▸ **WORK TO COMPLETE**: Report only the number of lines in the records that contain the word "this".

Data entries
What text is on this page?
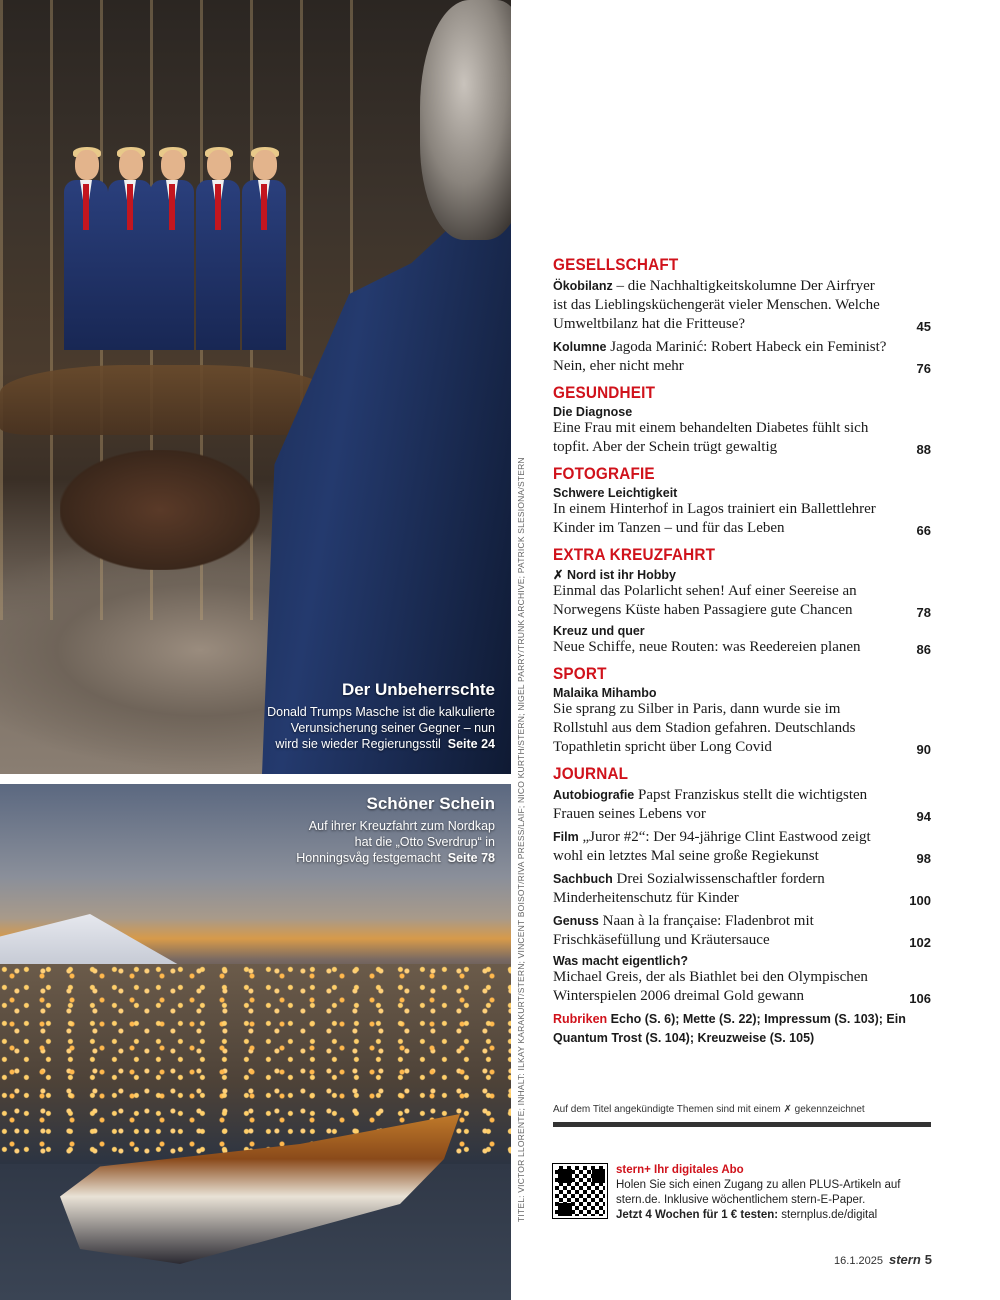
Der Unbeherrschte
Donald Trumps Masche ist die kalkulierte Verunsicherung seiner Gegner – nun wird sie wieder Regierungsstil Seite 24
Schöner Schein
Auf ihrer Kreuzfahrt zum Nordkap hat die „Otto Sverdrup“ in Honningsvåg festgemacht Seite 78 TITEL: VICTOR LLORENTE; INHALT: ILKAY KARAKURT/STERN; VINCENT BOISOT/RIVA PRESS/LAIF; NICO KURTH/STERN; NIGEL PARRY/TRUNK ARCHIVE; PATRICK SLESIONA/STERN
GESELLSCHAFT
Ökobilanz – die Nachhaltigkeitskolumne Der Airfryer ist das Lieblingsküchengerät vieler Menschen. Welche Umweltbilanz hat die Fritteuse?	45
Kolumne Jagoda Marinić: Robert Habeck ein Feminist? Nein, eher nicht mehr	76
GESUNDHEIT
Die Diagnose
Eine Frau mit einem behandelten Diabetes fühlt sich topfit. Aber der Schein trügt gewaltig	88
FOTOGRAFIE
Schwere Leichtigkeit
In einem Hinterhof in Lagos trainiert ein Ballettlehrer Kinder im Tanzen – und für das Leben	66
EXTRA KREUZFAHRT
✗ Nord ist ihr Hobby
Einmal das Polarlicht sehen! Auf einer Seereise an Norwegens Küste haben Passagiere gute Chancen	78
Kreuz und quer
Neue Schiffe, neue Routen: was Reedereien planen	86
SPORT
Malaika Mihambo
Sie sprang zu Silber in Paris, dann wurde sie im Rollstuhl aus dem Stadion gefahren. Deutschlands Topathletin spricht über Long Covid	90
JOURNAL
Autobiografie Papst Franziskus stellt die wichtigsten Frauen seines Lebens vor	94
Film „Juror #2“: Der 94-jährige Clint Eastwood zeigt wohl ein letztes Mal seine große Regiekunst	98
Sachbuch Drei Sozialwissenschaftler fordern Minderheitenschutz für Kinder	100
Genuss Naan à la française: Fladenbrot mit Frischkäsefüllung und Kräutersauce	102
Was macht eigentlich?
Michael Greis, der als Biathlet bei den Olympischen Winterspielen 2006 dreimal Gold gewann	106
Rubriken Echo (S. 6); Mette (S. 22); Impressum (S. 103); Ein Quantum Trost (S. 104); Kreuzweise (S. 105)
Auf dem Titel angekündigte Themen sind mit einem ✗ gekennzeichnet
stern+ Ihr digitales Abo
Holen Sie sich einen Zugang zu allen PLUS-Artikeln auf stern.de. Inklusive wöchentlichem stern-E-Paper.
Jetzt 4 Wochen für 1 € testen: sternplus.de/digital
16.1.2025 stern 5
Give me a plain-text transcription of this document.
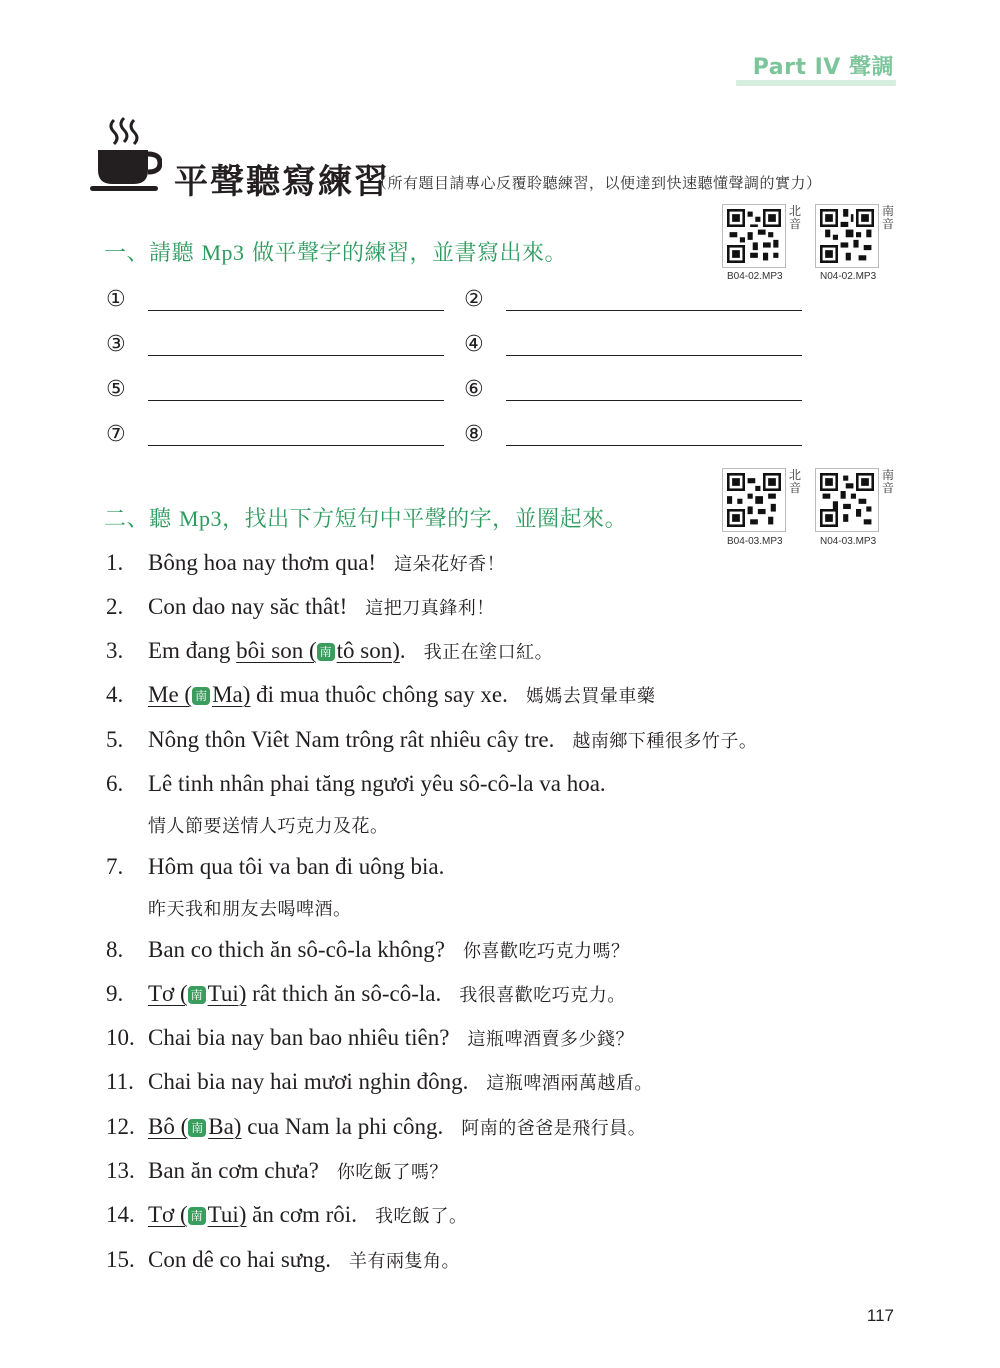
Part IV 聲調
平聲聽寫練習
（所有題目請專心反覆聆聽練習，以便達到快速聽懂聲調的實力）
北音
B04-02.MP3
南音
N04-02.MP3
一、請聽 Mp3 做平聲字的練習，並書寫出來。
①	②
③	④
⑤	⑥
⑦	⑧
北音
B04-03.MP3
南音
N04-03.MP3
二、聽 Mp3，找出下方短句中平聲的字，並圈起來。
1. Bông hoa nay thơm qua! 這朵花好香！
2. Con dao nay săc thât! 這把刀真鋒利！
3. Em đang bôi son ( 南 tô son). 我正在塗口紅。
4. Me ( 南 Ma) đi mua thuôc chông say xe. 媽媽去買暈車藥
5. Nông thôn Viêt Nam trông rât nhiêu cây tre. 越南鄉下種很多竹子。
6. Lê tinh nhân phai tăng ngươi yêu sô-cô-la va hoa.
情人節要送情人巧克力及花。
7. Hôm qua tôi va ban đi uông bia.
昨天我和朋友去喝啤酒。
8. Ban co thich ăn sô-cô-la không? 你喜歡吃巧克力嗎？
9. Tơ ( 南 Tui) rât thich ăn sô-cô-la. 我很喜歡吃巧克力。
10. Chai bia nay ban bao nhiêu tiên? 這瓶啤酒賣多少錢？
11. Chai bia nay hai mươi nghin đông. 這瓶啤酒兩萬越盾。
12. Bô ( 南 Ba) cua Nam la phi công. 阿南的爸爸是飛行員。
13. Ban ăn cơm chưa? 你吃飯了嗎？
14. Tơ ( 南 Tui) ăn cơm rôi. 我吃飯了。
15. Con dê co hai sưng. 羊有兩隻角。
117
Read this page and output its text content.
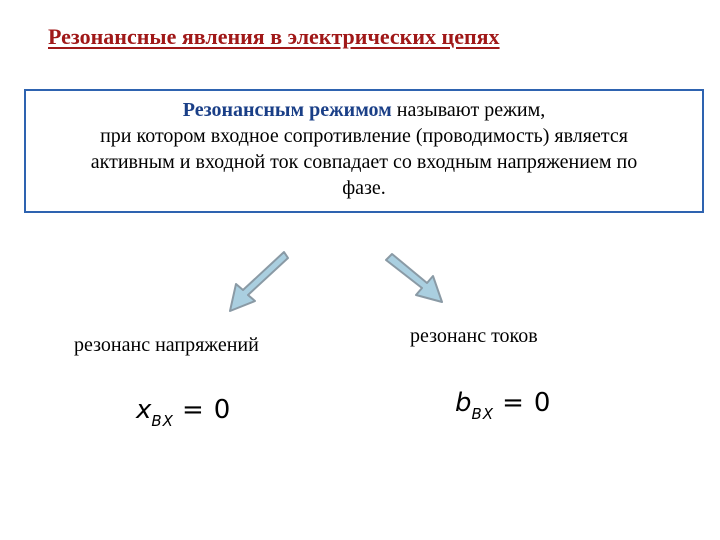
Резонансные явления в электрических цепях
Резонансным режимом называют режим,
при котором входное сопротивление (проводимость) является
активным и входной ток совпадает со входным напряжением по
фазе.
резонанс напряжений	резонанс токов
$x_{ВХ} = 0$	$b_{ВХ} = 0$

▸ **PROBLEM SOLUTION**: 3